ENTRIES SUPPLIED =>
(begin)

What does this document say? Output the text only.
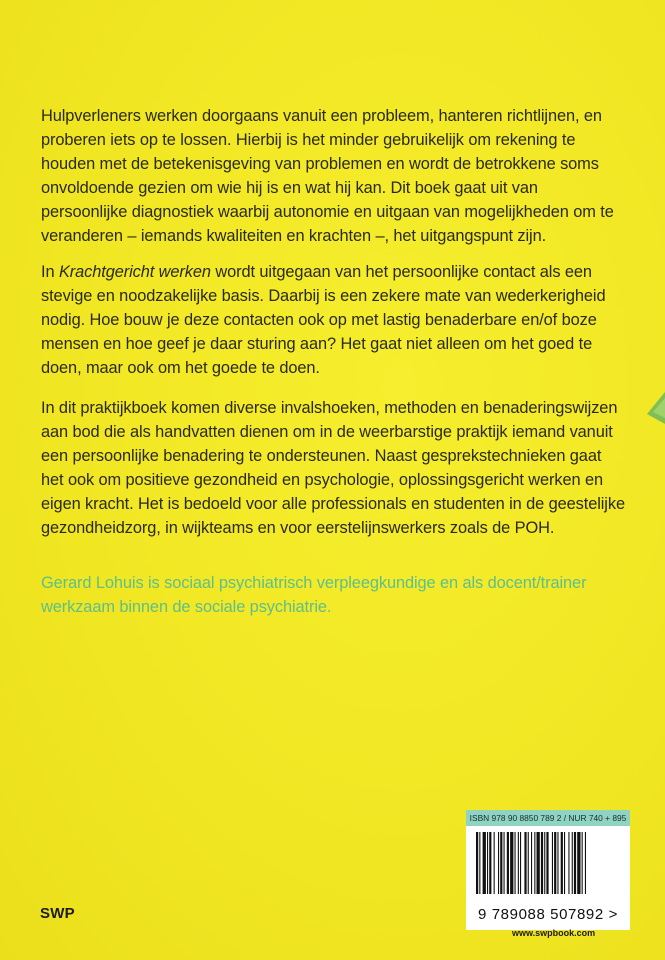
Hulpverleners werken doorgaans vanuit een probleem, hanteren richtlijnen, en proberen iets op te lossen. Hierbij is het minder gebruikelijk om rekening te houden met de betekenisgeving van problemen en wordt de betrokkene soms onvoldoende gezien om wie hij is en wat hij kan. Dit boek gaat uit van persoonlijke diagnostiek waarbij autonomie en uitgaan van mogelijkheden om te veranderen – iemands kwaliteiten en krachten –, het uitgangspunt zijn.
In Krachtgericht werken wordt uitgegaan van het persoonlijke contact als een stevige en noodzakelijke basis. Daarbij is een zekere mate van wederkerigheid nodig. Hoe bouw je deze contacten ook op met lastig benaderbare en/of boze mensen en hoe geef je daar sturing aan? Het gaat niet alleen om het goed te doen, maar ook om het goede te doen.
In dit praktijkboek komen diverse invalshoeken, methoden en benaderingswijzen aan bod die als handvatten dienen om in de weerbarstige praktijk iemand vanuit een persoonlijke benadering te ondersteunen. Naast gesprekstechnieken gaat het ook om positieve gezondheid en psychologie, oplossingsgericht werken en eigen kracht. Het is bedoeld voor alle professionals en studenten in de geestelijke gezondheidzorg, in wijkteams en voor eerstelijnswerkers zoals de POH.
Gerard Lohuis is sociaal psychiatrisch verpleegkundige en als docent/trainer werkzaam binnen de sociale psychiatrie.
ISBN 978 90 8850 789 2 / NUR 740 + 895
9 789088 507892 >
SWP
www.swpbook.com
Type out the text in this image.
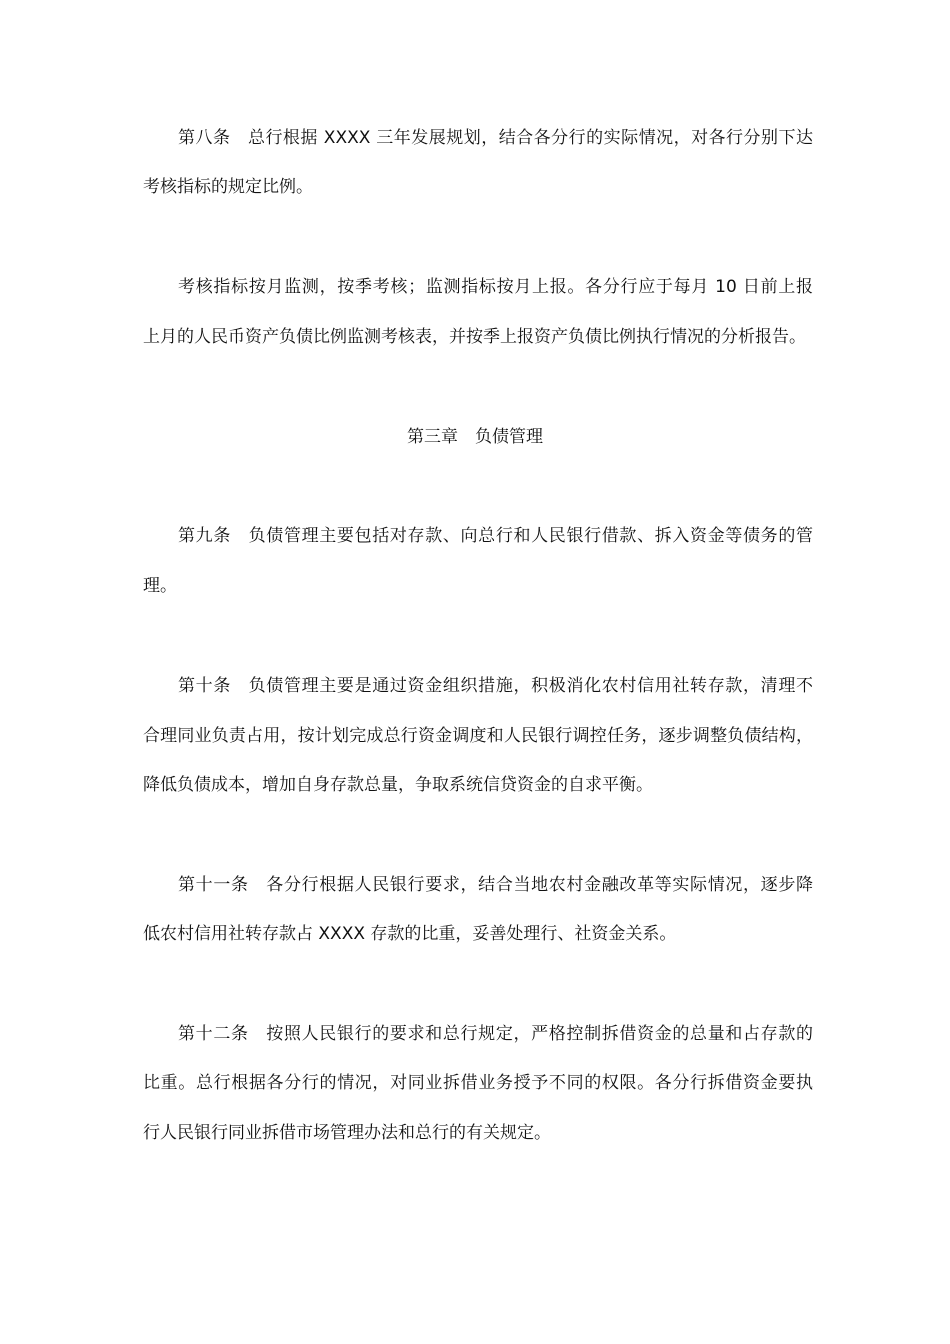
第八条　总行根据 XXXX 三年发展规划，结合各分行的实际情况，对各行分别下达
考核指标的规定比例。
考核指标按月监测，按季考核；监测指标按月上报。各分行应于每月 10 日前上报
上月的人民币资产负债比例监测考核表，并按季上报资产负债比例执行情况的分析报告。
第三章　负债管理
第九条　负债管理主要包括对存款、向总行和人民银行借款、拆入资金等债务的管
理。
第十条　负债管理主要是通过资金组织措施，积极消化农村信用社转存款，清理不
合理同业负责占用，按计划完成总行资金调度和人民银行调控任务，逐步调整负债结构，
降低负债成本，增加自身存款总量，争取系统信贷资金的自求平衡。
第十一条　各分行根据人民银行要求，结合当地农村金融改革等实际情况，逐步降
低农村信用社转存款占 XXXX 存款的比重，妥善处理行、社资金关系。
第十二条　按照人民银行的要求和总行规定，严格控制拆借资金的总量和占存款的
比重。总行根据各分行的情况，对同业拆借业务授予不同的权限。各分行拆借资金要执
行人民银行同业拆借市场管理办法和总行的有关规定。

(end)
(begin)

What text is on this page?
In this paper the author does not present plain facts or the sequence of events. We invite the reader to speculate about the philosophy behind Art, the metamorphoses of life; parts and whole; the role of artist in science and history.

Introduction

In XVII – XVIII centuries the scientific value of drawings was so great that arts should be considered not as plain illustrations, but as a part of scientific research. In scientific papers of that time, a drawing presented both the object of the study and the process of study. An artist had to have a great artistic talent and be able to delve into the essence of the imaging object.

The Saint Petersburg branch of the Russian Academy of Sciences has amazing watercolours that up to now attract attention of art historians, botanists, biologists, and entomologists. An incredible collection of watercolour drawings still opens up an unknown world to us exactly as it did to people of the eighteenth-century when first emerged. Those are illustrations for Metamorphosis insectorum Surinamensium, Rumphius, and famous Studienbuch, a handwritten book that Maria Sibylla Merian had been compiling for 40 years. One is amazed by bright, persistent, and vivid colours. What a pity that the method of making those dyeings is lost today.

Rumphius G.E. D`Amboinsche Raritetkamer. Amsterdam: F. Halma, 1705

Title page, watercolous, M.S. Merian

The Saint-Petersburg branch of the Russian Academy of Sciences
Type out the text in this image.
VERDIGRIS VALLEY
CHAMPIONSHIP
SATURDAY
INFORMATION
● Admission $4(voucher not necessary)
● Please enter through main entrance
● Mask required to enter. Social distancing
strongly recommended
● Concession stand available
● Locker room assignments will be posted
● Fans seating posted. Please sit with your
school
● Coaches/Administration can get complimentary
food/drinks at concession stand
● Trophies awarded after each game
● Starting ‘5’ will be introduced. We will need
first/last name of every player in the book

(end)

STATED PROBLEM => Pull out each line of the listing that holds the string "posted".

COMPLETED TASK =>
● Locker room assignments will be posted
● Fans seating posted. Please sit with your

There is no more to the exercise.